◆ Instructions ◆
1 > From the Klotho peptide study summary, copy the passage that begins at the words "Klotho-Derived Peptide Preserves" and stops after the words "competing financial interests.".
2 > According to the Klotho peptide study summary, how does cavernous nerve injury during radical prostatectomy lead to erectile dysfunction?

◆ Extract to read ◆
*****

Klotho-Derived Peptide Preserves Erectile Function by Limiting Fibrosis, Oxidative Stress, and Apoptosis of Penile Smooth Muscle Cells in Cavernous Nerve Injured-Rats Through Suppression of the TGF-β1/TGF-β Type II Receptor Signaling

A Klotho-derived peptide reduced penile fibrosis and preserved erectile function in rats after cavernous nerve injury — no human data yet

Journal: European Journal of Pharmacology | Published: 2026-04-08 | Type: Animal Study | PMID: 41962889 Authors: Xi Yuhang, Han Guangye, Li Xiaojie, Zhang Xinjun, Zhang Shaohua, Ma Kuo, Zhu Feng (Department of Urology, The First Affiliated Hospital of Xinxiang Medical University, Weihui, Henan, China) Funding/COI: Funding not disclosed. Authors declare no competing financial interests.

Summary

Cavernous nerve injury during radical prostatectomy commonly causes neurogenic ED through corporal fibrosis and smooth muscle cell loss. This rat study tested whether a peptide fragment derived from Klotho — an anti-aging protein already known for anti-fibrotic properties — could block that damage. Rats given bilateral cavernous nerve crush injuries and treated with intrapenile KP injection showed reduced fibrosis, preserved smooth muscle, and improved erectile function at three weeks compared to untreated CNI controls.

Claims

• Bilateral cavernous nerve injury in rats produced severe ED with measurable declines in intracavernous pressure
• KP treatment ameliorated erectile function and partially restored smooth muscle abundance and nitric oxide synthase expression in penile tissue
• KP reduced markers of oxidative stress, apoptosis, and TGF-β1 pathway activation in penile tissue of CNI rats
• In vitro: KP downregulated TGF-β type II receptor in corpus cavernosum smooth muscle cells (CCSMCs) stimulated with TGF-β1, suppressing downstream Smad2/JNK signaling and reactivating PI3K/AKT
• No quantitative effect sizes, intracavernous pressure measurements, or sample sizes per group are reported in the abstract

Study Quality

This is a three-arm rat model study (sham, CNI + saline, CNI + KP) with a three-week endpoint and paired in vitro work using TGF-β1-stimulated CCSMCs. The mechanistic pathway story is internally consistent — TGF-β1 drives fibrosis and apoptosis, KP blocks the receptor, downstream signals shift favorably — and the dual in vivo/in vitro design is a reasonable approach for mechanism hypothesis generation.

*****

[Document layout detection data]
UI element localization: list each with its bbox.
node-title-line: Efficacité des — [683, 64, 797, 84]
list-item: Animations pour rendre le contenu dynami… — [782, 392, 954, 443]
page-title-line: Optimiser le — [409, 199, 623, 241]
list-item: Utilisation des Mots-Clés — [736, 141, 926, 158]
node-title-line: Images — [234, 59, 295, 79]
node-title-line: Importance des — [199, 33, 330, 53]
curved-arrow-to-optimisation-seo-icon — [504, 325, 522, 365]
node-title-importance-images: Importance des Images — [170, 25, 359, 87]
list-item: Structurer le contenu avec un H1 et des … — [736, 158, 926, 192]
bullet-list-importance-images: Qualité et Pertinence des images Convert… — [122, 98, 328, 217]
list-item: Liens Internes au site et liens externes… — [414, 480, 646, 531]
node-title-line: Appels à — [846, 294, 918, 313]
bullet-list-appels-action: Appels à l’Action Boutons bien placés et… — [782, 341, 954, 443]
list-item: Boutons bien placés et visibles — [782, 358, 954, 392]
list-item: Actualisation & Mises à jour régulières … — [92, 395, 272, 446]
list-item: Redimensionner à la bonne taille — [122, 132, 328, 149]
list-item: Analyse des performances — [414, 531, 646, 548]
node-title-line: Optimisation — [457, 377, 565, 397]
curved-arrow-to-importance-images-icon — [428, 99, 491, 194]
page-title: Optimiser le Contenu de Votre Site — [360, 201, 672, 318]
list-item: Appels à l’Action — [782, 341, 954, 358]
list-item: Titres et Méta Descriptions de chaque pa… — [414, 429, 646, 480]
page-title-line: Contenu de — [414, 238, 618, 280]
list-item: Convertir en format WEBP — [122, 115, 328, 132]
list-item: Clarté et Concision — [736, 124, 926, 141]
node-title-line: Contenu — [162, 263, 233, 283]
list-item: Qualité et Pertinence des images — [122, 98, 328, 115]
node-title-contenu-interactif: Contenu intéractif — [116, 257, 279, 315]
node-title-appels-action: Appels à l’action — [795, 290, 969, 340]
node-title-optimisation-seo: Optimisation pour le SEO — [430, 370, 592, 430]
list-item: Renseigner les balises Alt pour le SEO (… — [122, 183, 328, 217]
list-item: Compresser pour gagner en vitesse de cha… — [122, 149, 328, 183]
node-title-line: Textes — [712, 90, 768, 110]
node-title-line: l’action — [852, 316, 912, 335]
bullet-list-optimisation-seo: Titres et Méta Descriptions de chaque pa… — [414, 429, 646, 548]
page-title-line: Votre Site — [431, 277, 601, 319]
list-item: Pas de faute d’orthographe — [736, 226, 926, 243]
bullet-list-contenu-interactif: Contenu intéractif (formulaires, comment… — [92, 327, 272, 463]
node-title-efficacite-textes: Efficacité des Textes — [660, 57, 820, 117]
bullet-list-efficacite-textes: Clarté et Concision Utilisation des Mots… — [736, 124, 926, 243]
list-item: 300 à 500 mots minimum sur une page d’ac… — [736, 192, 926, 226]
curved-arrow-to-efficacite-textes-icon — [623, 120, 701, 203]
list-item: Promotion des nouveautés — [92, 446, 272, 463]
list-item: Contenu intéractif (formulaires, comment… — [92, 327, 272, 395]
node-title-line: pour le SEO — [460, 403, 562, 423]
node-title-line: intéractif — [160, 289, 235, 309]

*****

◆ Answers in order ◆
1 >
Klotho-Derived Peptide Preserves Erectile Function by Limiting Fibrosis, Oxidative Stress, and Apoptosis of Penile Smooth Muscle Cells in Cavernous Nerve Injured-Rats Through Suppression of the TGF-β1/TGF-β Type II Receptor Signaling

A Klotho-derived peptide reduced penile fibrosis and preserved erectile function in rats after cavernous nerve injury — no human data yet

Journal: European Journal of Pharmacology | Published: 2026-04-08 | Type: Animal Study | PMID: 41962889 Authors: Xi Yuhang, Han Guangye, Li Xiaojie, Zhang Xinjun, Zhang Shaohua, Ma Kuo, Zhu Feng (Department of Urology, The First Affiliated Hospital of Xinxiang Medical University, Weihui, Henan, China) Funding/COI: Funding not disclosed. Authors declare no competing financial interests.

2 > Cavernous nerve injury during radical prostatectomy commonly causes neurogenic erectile dysfunction through corporal fibrosis and the loss of smooth muscle cells.